Items from a figure collection
=======

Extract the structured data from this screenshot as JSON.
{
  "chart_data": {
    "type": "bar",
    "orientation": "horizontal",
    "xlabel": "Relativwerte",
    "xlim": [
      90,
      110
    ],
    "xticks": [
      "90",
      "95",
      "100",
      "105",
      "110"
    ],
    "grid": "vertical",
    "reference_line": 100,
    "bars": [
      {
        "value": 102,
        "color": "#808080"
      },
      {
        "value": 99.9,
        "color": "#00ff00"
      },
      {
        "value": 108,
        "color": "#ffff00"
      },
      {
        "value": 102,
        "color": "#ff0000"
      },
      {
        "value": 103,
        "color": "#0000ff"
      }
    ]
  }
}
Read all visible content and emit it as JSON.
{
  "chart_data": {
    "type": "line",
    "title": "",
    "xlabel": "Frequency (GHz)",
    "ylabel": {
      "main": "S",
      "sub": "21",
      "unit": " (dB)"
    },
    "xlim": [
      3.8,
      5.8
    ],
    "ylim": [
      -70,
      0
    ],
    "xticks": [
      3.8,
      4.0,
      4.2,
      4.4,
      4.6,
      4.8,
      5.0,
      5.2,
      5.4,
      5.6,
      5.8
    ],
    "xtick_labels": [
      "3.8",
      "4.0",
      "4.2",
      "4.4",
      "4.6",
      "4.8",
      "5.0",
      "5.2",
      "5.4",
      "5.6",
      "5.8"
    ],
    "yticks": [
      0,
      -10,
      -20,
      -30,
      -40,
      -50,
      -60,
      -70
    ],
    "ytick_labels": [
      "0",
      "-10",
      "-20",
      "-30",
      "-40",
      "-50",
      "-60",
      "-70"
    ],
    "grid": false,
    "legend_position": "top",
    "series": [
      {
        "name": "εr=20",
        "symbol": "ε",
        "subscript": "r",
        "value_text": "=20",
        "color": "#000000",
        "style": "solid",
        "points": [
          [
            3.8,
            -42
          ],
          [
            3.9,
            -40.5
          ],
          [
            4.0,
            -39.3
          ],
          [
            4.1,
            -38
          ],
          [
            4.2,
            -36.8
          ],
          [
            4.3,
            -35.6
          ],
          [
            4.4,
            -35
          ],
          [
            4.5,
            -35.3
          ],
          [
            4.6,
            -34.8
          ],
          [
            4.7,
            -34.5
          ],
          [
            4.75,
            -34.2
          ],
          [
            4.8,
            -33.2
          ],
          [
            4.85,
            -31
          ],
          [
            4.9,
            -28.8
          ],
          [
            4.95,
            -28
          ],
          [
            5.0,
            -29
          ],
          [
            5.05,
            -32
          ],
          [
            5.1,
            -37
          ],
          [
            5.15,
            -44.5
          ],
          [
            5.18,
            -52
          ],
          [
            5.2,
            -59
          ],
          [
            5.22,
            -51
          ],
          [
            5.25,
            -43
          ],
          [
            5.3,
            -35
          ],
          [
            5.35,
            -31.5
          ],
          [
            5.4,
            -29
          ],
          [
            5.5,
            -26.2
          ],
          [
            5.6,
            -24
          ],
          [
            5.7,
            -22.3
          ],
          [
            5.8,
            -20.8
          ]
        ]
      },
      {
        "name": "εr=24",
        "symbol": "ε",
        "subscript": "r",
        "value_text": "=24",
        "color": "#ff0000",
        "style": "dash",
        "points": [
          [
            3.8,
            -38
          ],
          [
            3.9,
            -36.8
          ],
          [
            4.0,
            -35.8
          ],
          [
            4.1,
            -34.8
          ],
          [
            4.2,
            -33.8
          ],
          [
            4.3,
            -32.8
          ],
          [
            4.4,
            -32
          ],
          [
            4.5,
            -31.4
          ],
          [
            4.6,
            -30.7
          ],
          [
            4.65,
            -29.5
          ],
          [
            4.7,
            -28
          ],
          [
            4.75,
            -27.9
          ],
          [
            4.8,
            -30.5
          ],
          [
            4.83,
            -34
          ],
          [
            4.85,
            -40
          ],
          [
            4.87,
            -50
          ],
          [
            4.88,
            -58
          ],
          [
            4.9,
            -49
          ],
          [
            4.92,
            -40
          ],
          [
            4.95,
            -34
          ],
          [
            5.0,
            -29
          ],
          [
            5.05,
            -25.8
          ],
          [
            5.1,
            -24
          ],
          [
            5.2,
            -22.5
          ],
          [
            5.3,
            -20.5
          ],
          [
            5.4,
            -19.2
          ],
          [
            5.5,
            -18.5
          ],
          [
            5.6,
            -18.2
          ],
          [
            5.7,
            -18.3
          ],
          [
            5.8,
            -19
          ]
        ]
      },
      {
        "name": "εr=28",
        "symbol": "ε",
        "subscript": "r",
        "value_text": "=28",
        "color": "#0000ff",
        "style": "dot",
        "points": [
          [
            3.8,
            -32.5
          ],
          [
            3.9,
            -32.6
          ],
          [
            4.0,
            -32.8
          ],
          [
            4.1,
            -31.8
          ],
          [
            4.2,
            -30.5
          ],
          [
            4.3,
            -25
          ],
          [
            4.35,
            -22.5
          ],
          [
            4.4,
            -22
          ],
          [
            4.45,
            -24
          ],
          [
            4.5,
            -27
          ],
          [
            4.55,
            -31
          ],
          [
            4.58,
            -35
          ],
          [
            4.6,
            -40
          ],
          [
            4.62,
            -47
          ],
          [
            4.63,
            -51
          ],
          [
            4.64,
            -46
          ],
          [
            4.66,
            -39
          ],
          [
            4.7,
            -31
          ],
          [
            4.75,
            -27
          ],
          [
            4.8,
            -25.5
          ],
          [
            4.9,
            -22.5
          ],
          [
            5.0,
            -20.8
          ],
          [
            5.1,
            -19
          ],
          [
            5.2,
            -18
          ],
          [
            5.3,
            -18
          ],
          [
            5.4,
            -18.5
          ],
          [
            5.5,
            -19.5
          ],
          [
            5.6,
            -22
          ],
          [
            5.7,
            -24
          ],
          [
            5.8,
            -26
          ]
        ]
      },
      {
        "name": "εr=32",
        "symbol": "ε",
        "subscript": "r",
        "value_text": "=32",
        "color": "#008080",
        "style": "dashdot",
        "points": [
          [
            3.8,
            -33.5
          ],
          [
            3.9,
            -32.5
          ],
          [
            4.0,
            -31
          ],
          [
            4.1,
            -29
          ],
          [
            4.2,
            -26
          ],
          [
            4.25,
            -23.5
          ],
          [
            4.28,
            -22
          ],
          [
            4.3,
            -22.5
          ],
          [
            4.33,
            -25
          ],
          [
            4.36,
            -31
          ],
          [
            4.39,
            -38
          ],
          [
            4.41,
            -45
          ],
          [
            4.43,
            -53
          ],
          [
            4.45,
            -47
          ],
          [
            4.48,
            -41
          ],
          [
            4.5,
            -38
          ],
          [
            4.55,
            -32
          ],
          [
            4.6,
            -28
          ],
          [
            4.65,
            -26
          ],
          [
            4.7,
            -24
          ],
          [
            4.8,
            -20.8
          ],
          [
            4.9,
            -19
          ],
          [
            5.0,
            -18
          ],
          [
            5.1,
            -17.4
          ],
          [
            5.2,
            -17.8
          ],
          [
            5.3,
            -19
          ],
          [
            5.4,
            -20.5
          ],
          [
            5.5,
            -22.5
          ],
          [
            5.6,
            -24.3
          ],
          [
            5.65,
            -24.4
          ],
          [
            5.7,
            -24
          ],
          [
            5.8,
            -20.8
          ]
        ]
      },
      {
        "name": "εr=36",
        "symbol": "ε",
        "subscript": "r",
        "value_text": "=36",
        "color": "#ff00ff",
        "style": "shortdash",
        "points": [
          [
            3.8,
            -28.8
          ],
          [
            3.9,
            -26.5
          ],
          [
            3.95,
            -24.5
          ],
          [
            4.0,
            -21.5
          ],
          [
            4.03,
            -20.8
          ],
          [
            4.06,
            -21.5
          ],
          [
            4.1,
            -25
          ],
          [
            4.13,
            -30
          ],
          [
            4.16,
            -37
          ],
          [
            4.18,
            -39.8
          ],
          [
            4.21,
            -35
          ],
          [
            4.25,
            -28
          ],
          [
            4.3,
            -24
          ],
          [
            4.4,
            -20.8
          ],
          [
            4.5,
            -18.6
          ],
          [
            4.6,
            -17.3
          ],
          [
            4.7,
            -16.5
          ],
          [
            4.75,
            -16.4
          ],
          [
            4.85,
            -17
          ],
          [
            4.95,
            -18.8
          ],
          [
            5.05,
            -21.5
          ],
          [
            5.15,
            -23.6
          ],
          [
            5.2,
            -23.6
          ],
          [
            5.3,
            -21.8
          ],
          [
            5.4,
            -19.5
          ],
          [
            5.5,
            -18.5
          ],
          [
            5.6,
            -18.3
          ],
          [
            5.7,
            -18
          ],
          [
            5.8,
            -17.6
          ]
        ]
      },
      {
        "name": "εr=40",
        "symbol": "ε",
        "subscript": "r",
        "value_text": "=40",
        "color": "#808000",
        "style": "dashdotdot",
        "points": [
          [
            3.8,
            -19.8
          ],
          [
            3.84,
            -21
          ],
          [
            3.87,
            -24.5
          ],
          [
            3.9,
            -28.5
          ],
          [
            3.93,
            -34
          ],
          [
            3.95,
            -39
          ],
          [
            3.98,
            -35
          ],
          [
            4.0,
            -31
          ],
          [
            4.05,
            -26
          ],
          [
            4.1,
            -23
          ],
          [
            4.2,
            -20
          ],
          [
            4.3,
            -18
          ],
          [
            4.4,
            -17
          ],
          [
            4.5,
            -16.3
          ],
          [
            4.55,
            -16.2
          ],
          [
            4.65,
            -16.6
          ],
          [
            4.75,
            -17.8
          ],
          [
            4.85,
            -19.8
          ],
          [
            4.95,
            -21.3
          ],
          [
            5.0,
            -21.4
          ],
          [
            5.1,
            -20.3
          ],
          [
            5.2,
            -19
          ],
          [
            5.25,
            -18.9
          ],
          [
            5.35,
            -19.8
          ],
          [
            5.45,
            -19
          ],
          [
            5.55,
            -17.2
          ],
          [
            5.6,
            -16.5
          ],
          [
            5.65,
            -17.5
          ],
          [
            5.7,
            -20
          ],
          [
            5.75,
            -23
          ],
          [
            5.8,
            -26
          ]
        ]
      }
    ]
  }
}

=======

### To do
Count the lines that hold the string "color", and reply with that number alone.

### Expected answer
11